Challenge.
Convert the data below into a JSON list of strings, one per line with blank lines skipped, covering only the lines from the one containing "address-path[interactable]: C:\Program Files\Program" through the one containing "address-bar[interactable]: C:\Program Files\Program", with both of those lines included.

Data in this exercise.
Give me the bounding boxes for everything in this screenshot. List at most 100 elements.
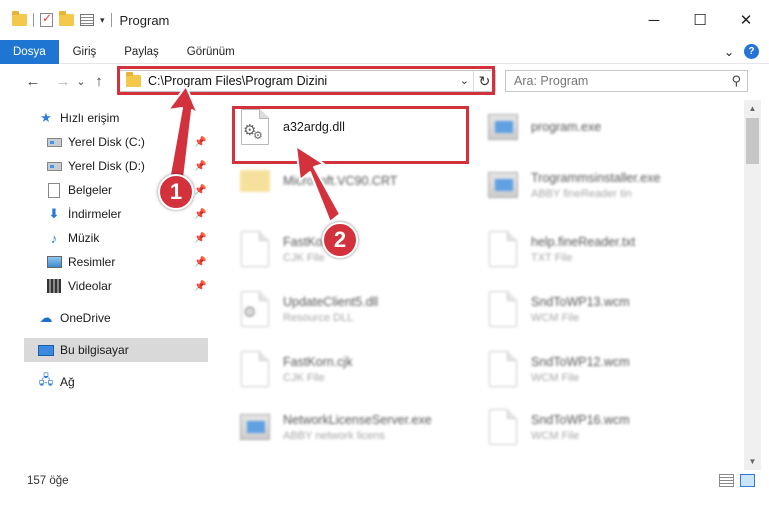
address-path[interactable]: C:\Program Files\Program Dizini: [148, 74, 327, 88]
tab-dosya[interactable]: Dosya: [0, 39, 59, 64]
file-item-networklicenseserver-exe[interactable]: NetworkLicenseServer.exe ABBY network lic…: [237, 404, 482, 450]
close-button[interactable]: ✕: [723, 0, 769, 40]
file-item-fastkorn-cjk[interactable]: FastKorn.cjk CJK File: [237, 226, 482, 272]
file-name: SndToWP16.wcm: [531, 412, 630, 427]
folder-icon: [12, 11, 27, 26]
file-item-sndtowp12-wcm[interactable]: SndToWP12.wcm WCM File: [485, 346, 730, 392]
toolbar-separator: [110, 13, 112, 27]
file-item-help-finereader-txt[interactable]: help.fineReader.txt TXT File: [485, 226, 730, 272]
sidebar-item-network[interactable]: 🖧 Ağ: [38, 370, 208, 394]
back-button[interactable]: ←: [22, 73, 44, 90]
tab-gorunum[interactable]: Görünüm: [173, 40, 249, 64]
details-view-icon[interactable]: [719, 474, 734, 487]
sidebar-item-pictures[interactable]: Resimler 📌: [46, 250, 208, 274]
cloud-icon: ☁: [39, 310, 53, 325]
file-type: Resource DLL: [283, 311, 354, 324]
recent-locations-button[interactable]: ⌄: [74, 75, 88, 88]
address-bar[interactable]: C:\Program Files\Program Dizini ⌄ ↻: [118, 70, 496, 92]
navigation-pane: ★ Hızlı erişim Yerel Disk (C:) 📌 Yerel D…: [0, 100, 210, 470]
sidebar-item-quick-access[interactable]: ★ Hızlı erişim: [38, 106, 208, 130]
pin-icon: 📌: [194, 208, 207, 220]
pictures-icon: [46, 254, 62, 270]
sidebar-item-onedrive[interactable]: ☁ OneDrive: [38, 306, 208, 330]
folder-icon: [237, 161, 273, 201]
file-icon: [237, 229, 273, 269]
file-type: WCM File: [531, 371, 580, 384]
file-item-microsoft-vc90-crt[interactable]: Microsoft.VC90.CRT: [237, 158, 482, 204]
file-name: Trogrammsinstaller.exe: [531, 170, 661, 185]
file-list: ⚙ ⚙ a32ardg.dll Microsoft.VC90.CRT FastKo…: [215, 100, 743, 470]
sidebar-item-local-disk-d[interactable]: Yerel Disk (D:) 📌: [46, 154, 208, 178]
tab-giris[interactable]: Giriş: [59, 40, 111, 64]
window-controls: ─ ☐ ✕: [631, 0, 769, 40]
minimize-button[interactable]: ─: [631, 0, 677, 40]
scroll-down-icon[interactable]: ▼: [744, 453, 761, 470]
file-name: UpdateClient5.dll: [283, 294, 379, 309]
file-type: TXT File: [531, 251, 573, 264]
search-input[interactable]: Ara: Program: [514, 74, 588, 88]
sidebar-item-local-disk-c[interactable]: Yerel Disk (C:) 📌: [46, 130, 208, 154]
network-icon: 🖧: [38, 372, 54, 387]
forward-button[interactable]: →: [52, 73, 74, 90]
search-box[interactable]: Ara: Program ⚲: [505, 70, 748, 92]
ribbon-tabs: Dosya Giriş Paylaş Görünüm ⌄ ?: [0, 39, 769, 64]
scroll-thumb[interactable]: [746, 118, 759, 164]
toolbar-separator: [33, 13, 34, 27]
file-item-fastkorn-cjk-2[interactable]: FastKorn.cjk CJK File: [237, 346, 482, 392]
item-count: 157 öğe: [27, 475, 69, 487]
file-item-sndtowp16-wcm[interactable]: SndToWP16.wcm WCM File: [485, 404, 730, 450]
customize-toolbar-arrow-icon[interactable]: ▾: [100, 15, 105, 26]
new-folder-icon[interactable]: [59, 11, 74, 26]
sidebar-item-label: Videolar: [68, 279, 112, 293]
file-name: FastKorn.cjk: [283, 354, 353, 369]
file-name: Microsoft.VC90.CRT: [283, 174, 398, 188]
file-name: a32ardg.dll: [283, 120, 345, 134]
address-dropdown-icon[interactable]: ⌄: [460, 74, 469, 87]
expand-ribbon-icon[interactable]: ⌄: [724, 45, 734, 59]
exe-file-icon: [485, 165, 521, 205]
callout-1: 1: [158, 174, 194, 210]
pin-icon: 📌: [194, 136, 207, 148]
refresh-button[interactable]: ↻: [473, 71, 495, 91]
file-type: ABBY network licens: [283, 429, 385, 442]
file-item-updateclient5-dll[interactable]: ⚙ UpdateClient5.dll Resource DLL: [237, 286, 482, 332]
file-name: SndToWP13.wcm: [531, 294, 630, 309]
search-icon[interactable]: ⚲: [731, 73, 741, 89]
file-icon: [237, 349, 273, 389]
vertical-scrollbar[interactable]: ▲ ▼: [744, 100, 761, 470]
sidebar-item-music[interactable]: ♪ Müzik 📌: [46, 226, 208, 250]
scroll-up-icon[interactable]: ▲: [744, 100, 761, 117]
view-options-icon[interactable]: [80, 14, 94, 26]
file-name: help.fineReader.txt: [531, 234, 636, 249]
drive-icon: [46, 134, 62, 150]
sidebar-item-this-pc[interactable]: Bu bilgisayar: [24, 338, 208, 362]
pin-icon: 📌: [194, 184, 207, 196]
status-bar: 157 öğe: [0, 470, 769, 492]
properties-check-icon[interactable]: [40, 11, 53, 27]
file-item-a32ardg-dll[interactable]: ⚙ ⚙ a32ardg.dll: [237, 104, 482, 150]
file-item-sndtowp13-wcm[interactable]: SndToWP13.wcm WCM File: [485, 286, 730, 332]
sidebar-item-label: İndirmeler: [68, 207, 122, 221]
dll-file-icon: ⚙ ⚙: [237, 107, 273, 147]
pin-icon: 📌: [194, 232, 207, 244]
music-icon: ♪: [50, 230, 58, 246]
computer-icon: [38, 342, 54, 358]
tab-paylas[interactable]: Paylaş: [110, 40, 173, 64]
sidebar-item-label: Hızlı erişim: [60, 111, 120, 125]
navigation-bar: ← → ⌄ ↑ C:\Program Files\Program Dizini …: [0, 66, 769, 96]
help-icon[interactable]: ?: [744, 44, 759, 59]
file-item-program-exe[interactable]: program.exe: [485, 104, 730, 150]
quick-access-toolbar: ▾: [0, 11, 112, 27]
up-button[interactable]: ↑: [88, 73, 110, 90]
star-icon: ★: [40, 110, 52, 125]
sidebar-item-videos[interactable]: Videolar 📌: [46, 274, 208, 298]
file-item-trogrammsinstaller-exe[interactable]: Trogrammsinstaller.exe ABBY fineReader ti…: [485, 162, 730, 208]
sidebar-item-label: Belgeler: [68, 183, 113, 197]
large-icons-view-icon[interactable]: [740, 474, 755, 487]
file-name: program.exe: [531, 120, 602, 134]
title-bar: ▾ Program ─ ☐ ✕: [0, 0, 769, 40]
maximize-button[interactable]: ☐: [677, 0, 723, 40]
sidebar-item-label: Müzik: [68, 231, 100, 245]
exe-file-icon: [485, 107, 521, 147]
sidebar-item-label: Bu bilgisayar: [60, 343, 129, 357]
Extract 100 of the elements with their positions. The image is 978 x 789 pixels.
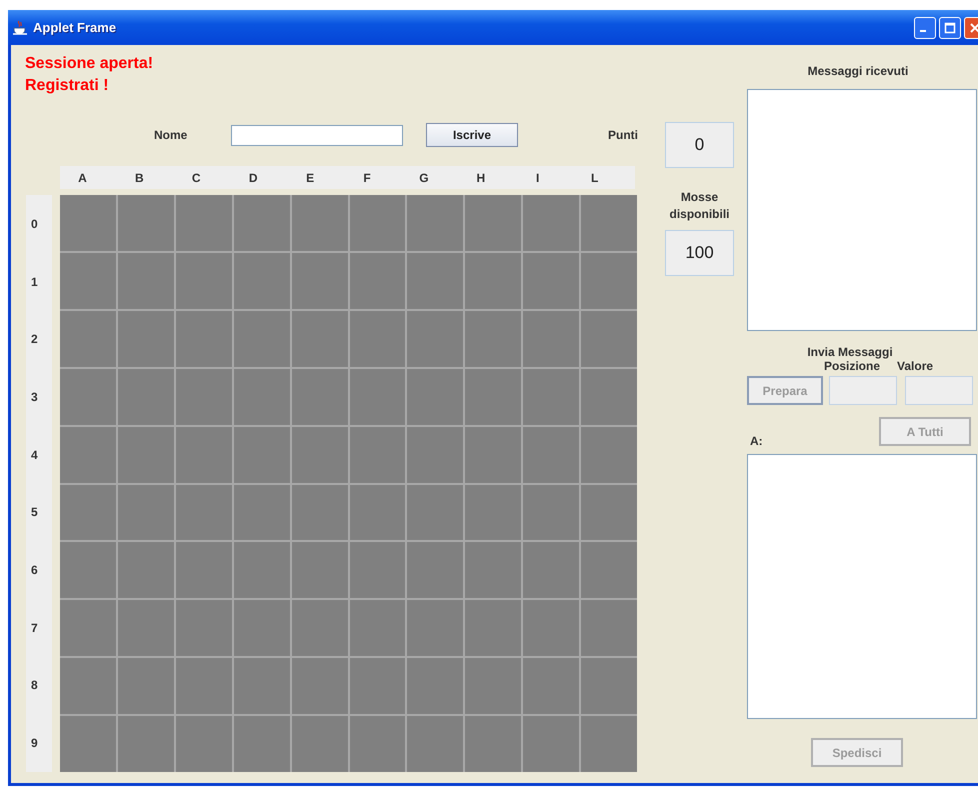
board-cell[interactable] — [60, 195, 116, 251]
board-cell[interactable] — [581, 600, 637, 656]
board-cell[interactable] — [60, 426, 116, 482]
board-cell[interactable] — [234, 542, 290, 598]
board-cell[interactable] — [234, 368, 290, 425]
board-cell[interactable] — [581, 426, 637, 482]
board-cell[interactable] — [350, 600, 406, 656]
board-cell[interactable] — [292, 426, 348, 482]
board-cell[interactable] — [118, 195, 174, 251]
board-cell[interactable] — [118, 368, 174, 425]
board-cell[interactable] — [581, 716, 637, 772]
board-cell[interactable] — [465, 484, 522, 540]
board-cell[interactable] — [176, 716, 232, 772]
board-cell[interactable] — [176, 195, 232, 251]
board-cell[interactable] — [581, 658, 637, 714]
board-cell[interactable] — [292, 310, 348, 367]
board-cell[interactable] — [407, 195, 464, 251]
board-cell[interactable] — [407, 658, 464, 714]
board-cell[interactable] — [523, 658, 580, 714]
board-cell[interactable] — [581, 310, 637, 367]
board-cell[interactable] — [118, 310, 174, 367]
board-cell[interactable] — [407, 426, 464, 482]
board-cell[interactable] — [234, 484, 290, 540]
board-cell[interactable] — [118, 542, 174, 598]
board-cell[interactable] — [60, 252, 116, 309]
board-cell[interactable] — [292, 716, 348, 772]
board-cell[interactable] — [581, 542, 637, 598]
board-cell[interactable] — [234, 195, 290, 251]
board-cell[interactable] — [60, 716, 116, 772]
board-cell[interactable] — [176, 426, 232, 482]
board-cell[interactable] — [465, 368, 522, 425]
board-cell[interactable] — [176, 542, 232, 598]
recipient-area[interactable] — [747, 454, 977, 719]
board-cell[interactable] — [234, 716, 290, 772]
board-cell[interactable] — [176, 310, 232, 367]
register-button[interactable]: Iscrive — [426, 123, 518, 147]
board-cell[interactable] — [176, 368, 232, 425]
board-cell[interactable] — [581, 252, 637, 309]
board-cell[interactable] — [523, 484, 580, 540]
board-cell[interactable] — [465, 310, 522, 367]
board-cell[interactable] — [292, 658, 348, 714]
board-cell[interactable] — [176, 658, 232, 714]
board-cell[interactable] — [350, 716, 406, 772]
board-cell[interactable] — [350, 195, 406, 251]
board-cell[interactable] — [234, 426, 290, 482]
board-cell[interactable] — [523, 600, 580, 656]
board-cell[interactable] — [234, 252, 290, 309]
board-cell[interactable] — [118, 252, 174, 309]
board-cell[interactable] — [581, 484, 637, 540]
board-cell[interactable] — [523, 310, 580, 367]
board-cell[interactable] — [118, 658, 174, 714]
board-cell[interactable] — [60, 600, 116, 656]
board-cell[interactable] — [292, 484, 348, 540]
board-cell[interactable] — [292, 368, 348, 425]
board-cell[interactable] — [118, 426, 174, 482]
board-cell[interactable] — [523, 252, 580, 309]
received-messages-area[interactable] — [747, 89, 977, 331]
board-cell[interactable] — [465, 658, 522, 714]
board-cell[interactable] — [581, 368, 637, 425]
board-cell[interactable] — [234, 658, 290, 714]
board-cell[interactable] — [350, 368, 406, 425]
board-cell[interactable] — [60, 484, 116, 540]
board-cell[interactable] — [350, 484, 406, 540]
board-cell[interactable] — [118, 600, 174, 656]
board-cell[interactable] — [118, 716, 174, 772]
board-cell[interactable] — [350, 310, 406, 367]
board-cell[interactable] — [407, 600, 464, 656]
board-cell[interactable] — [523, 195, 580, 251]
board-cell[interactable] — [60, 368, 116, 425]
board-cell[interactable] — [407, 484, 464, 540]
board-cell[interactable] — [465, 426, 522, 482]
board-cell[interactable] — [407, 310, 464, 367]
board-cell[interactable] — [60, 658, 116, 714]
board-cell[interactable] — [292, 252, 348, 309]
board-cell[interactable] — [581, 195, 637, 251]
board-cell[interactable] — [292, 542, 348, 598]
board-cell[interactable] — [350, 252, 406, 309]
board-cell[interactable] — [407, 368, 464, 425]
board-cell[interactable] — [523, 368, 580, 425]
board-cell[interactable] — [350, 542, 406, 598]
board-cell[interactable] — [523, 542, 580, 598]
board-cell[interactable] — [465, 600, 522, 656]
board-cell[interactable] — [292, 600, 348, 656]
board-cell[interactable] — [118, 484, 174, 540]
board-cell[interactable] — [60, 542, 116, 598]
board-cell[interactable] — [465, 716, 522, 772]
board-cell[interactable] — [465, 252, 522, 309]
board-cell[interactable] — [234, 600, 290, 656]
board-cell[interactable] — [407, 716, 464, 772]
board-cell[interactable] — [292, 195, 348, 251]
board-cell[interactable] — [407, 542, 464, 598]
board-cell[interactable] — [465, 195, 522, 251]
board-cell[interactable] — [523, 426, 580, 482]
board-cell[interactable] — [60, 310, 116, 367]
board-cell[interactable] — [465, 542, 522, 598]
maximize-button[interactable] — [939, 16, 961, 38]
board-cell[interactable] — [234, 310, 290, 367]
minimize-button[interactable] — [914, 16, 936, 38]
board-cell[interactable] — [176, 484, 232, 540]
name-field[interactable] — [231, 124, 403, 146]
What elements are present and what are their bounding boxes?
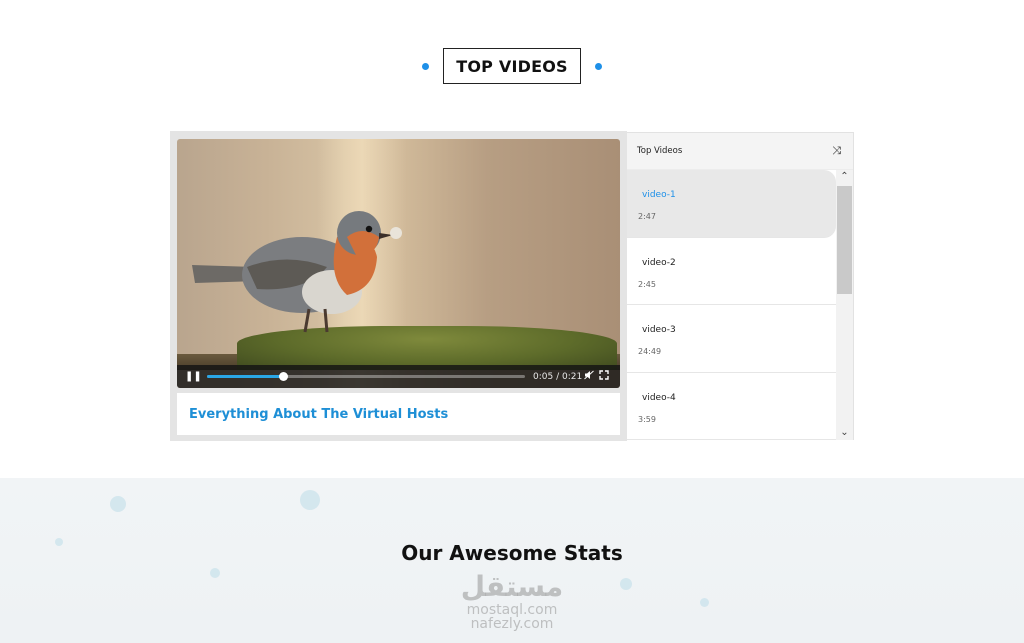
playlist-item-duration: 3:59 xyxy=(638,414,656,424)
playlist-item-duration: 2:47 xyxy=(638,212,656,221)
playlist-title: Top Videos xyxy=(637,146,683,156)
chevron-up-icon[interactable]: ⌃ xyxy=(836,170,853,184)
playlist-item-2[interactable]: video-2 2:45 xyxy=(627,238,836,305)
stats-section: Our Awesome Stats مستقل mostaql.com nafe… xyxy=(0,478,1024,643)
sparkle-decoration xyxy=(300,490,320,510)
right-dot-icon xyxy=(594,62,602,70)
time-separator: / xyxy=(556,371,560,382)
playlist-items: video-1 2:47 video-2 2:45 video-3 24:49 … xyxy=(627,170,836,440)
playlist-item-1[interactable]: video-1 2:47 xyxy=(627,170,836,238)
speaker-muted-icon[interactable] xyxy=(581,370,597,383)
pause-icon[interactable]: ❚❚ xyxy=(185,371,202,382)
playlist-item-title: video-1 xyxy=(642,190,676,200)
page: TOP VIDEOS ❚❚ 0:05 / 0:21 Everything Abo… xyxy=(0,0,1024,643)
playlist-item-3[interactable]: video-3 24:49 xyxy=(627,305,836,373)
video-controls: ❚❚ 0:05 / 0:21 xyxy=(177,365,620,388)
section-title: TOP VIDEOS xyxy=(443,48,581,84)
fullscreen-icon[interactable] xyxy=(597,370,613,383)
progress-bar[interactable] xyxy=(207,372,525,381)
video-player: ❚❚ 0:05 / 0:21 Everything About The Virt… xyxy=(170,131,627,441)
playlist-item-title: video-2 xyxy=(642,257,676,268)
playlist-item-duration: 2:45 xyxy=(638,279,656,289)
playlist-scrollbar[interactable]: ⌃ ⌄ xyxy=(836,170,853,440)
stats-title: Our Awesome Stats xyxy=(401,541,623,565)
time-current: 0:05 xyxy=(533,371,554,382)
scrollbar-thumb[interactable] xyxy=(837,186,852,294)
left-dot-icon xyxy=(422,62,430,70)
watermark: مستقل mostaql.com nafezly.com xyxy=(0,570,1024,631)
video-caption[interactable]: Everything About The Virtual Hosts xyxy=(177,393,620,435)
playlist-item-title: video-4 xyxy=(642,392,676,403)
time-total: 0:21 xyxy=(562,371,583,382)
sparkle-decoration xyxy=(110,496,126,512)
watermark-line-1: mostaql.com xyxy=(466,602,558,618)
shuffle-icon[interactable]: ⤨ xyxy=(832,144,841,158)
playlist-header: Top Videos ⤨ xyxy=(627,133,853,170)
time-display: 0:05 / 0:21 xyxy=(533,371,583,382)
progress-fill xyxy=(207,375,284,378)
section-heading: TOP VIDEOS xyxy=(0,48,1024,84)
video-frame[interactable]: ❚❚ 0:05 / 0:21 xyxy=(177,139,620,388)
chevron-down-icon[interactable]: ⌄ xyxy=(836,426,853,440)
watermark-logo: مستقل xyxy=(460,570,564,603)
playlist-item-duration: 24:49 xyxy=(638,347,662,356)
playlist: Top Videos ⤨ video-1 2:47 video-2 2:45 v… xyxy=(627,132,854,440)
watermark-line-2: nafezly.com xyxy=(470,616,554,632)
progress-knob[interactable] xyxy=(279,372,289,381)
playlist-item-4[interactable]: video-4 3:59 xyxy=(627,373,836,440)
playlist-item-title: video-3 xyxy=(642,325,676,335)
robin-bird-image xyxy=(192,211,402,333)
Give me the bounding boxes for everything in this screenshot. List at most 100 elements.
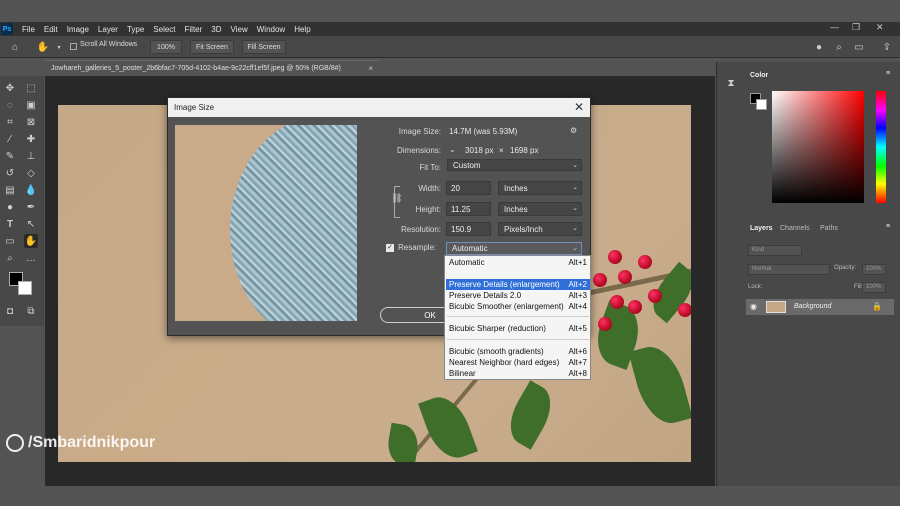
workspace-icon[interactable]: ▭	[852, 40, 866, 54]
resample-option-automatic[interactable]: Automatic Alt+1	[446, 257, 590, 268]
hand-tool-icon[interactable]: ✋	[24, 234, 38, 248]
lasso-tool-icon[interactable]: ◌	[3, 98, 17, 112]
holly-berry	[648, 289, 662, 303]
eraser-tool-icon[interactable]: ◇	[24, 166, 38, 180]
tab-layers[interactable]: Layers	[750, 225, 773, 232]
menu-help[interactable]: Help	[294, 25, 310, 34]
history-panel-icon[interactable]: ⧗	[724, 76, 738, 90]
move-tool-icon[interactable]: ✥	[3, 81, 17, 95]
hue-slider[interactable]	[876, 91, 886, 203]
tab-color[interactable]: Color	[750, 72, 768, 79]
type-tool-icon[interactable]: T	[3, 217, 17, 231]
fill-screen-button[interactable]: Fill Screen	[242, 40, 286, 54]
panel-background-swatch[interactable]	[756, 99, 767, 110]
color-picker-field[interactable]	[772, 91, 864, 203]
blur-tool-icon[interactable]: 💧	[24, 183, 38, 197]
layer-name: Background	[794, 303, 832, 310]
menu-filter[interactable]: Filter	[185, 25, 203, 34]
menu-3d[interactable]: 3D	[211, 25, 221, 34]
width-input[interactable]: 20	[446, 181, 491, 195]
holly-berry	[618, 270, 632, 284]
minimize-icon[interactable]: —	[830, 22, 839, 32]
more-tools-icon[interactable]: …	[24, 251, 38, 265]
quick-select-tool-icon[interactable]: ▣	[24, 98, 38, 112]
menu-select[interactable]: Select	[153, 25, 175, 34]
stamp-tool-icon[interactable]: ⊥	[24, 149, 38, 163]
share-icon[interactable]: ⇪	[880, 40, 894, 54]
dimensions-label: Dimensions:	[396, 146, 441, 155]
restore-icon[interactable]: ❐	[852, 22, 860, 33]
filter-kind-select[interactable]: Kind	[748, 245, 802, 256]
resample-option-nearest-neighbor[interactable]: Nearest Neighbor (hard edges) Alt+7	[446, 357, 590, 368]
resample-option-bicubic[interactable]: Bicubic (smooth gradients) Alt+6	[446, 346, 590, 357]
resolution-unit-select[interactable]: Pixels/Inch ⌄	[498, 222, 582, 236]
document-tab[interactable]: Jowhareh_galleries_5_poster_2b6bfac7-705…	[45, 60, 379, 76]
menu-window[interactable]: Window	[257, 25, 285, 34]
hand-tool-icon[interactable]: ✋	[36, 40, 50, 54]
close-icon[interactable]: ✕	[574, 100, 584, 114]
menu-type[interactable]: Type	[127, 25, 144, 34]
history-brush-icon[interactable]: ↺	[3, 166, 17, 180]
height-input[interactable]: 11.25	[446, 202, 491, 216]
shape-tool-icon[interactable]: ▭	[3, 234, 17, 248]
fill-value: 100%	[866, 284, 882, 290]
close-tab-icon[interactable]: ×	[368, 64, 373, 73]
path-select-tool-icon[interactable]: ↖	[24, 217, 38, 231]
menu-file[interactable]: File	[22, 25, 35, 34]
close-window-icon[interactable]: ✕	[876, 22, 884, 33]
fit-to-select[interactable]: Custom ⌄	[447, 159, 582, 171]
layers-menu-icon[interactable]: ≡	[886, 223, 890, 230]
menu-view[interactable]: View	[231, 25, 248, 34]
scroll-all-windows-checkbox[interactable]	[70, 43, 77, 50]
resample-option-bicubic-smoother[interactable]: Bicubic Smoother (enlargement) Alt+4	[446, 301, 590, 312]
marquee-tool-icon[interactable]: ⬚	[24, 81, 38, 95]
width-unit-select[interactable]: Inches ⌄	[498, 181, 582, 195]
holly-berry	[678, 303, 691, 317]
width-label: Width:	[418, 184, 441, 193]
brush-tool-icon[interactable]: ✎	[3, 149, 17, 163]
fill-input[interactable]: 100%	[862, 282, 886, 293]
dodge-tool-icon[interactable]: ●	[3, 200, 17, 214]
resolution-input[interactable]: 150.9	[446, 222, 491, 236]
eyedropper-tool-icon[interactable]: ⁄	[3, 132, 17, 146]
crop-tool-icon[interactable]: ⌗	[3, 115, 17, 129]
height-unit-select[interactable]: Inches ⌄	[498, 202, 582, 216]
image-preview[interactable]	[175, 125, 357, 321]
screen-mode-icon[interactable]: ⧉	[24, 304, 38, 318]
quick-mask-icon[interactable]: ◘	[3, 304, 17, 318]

Result of the task.
[
  "address-path[interactable]: C:\\Program Files\\Program Dizini: [148, 74, 327, 88]",
  "tab-dosya[interactable]: Dosya: [0, 39, 59, 64]",
  "file-item-networklicenseserver-exe[interactable]: NetworkLicenseServer.exe ABBY network lic…: [237, 404, 482, 450]",
  "close-button[interactable]: ✕: [723, 0, 769, 40]",
  "file-item-fastkorn-cjk[interactable]: FastKorn.cjk CJK File: [237, 226, 482, 272]",
  "file-name: SndToWP16.wcm: [531, 412, 630, 427]",
  "folder-icon: [12, 11, 27, 26]",
  "file-item-sndtowp12-wcm[interactable]: SndToWP12.wcm WCM File: [485, 346, 730, 392]",
  "toolbar-separator: [110, 13, 112, 27]",
  "file-item-help-finereader-txt[interactable]: help.fineReader.txt TXT File: [485, 226, 730, 272]",
  "sidebar-item-network[interactable]: 🖧 Ağ: [38, 370, 208, 394]",
  "back-button[interactable]: ←: [22, 73, 44, 90]",
  "tab-gorunum[interactable]: Görünüm: [173, 40, 249, 64]",
  "details-view-icon[interactable]: [719, 474, 734, 487]",
  "sidebar-item-pictures[interactable]: Resimler 📌: [46, 250, 208, 274]",
  "cloud-icon: ☁: [39, 310, 53, 325]",
  "file-type: Resource DLL: [283, 311, 354, 324]",
  "recent-locations-button[interactable]: ⌄: [74, 75, 88, 88]",
  "address-bar[interactable]: C:\\Program Files\\Program Dizini ⌄ ↻: [118, 70, 496, 92]"
]